Aim 1:
Decide whether each statement agrees with the minimum wage blog post below, answering yes or no and quoting the text's deciding words: (a) the author is writing a paper for the Fraser Institute; (b) the Card-Krueger paper used New York as the control group; (c) the author says the prima facie regression results almost all show employers hiring fewer unskilled workers when that labor costs more.
Aim 2:
Quote everything in the minimum wage blog post below from "I am working" down to "the result disappears.", word for word.

Excerpted passage:
= = = =
22 Jul 2015

A Helpful Mnemonic in the Minimum Wage Debate

Daniel Kuehn, Krugman, Minimum wage 48 Comments

I am working on a paper for the Fraser Institute on the minimum wage debate. Both Krugman and Daniel Kuehn stressed the importance of picking a “treatment” versus a “control” group, in order to see that the minimum wage really doesn’t have much impact on employment (at least for modest hikes). Of course the pioneering study in this tradition is the famous Card-Krueger paper, which argued that the 1992 minimum wage hike in New Jersey didn’t affect fast-food employment relative to the control group in neighboring Pennsylvania, where the minimum wage wasn’t raised.

Now I’ve been immersed (again) in this literature for weeks, and what you need to realize is that the prima facie regression results almost all show that yes, making unskilled labor more expensive causes employers to hire fewer unskilled workers. It’s only when you add sufficient “controls” that the result disappears.
= = = =
Excerpted data:
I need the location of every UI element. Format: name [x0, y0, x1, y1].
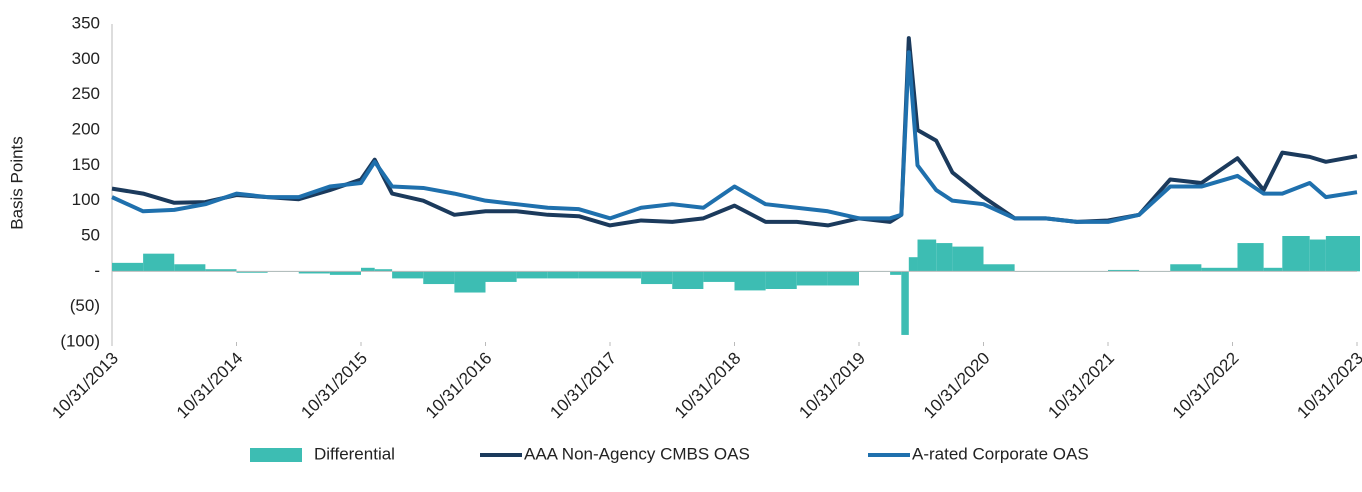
legend-label: AAA Non-Agency CMBS OAS [524, 444, 750, 463]
series-line [111, 50, 1358, 224]
differential-bar [1309, 239, 1326, 272]
differential-bar [1357, 236, 1360, 272]
differential-bar [516, 271, 548, 279]
differential-bar [1282, 236, 1310, 272]
differential-bar [952, 246, 984, 272]
differential-bar [392, 271, 424, 279]
x-tick-label: 10/31/2018 [671, 349, 745, 423]
differential-bar [485, 271, 517, 282]
legend-label: Differential [314, 444, 395, 463]
differential-bar [1108, 269, 1140, 272]
differential-bar [423, 271, 455, 285]
differential-bar [361, 267, 375, 272]
x-tick-label: 10/31/2016 [422, 349, 496, 423]
y-axis-title: Basis Points [7, 136, 26, 230]
differential-bar [901, 271, 909, 335]
legend-label: A-rated Corporate OAS [912, 444, 1089, 463]
y-tick-label: 300 [72, 49, 100, 68]
differential-bar [329, 271, 361, 275]
x-tick-label: 10/31/2019 [795, 349, 869, 423]
legend-swatch [250, 448, 302, 462]
differential-bar [672, 271, 704, 289]
y-tick-label: 200 [72, 119, 100, 138]
differential-bar [703, 271, 735, 282]
x-tick-label: 10/31/2021 [1044, 349, 1118, 423]
differential-bar [236, 271, 268, 273]
differential-bar [765, 271, 797, 289]
differential-bar [112, 262, 144, 272]
differential-bar [1325, 236, 1357, 272]
differential-bar [1170, 264, 1202, 272]
y-tick-label: 50 [81, 225, 100, 244]
differential-bar [1237, 243, 1264, 272]
differential-bar [641, 271, 673, 285]
y-tick-label: - [94, 261, 100, 280]
differential-bar [936, 243, 953, 272]
differential-bar [890, 271, 902, 275]
differential-bar [1201, 267, 1238, 272]
y-tick-label: 100 [72, 190, 100, 209]
differential-bar [908, 257, 918, 272]
y-tick-label: (50) [70, 296, 100, 315]
differential-bar [917, 239, 937, 272]
differential-bar [578, 271, 610, 279]
y-tick-label: 350 [72, 13, 100, 32]
y-tick-label: (100) [60, 331, 100, 350]
differential-bar [298, 271, 330, 274]
x-tick-label: 10/31/2017 [546, 349, 620, 423]
x-tick-label: 10/31/2015 [297, 349, 371, 423]
differential-bar [547, 271, 579, 279]
y-tick-label: 250 [72, 84, 100, 103]
differential-bar [454, 271, 486, 293]
differential-bar [174, 264, 206, 272]
differential-bar [983, 264, 1015, 272]
differential-bar [205, 269, 237, 272]
differential-bar [796, 271, 828, 286]
differential-bar [734, 271, 766, 291]
differential-bar [1263, 267, 1283, 272]
differential-bar [610, 271, 642, 279]
x-tick-label: 10/31/2022 [1169, 349, 1243, 423]
x-tick-label: 10/31/2014 [173, 349, 247, 423]
y-tick-label: 150 [72, 155, 100, 174]
differential-bar [827, 271, 859, 286]
x-tick-label: 10/31/2013 [48, 349, 122, 423]
differential-bar [143, 253, 175, 272]
x-tick-label: 10/31/2020 [920, 349, 994, 423]
x-tick-label: 10/31/2023 [1293, 349, 1362, 423]
differential-bar [374, 269, 393, 272]
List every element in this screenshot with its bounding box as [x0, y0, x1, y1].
= = = =
Final result 1:
(a) Yes: "I am working on a paper for the Fraser Institute on the minimum wage debate."
(b) No: "relative to the control group in neighboring Pennsylvania, where the minimum wage wasn’t raised."
(c) Yes: "the prima facie regression results almost all show that yes, making unskilled labor more expensive causes employers to hire fewer unskilled workers."

Final result 2:
I am working on a paper for the Fraser Institute on the minimum wage debate. Both Krugman and Daniel Kuehn stressed the importance of picking a “treatment” versus a “control” group, in order to see that the minimum wage really doesn’t have much impact on employment (at least for modest hikes). Of course the pioneering study in this tradition is the famous Card-Krueger paper, which argued that the 1992 minimum wage hike in New Jersey didn’t affect fast-food employment relative to the control group in neighboring Pennsylvania, where the minimum wage wasn’t raised.

Now I’ve been immersed (again) in this literature for weeks, and what you need to realize is that the prima facie regression results almost all show that yes, making unskilled labor more expensive causes employers to hire fewer unskilled workers. It’s only when you add sufficient “controls” that the result disappears.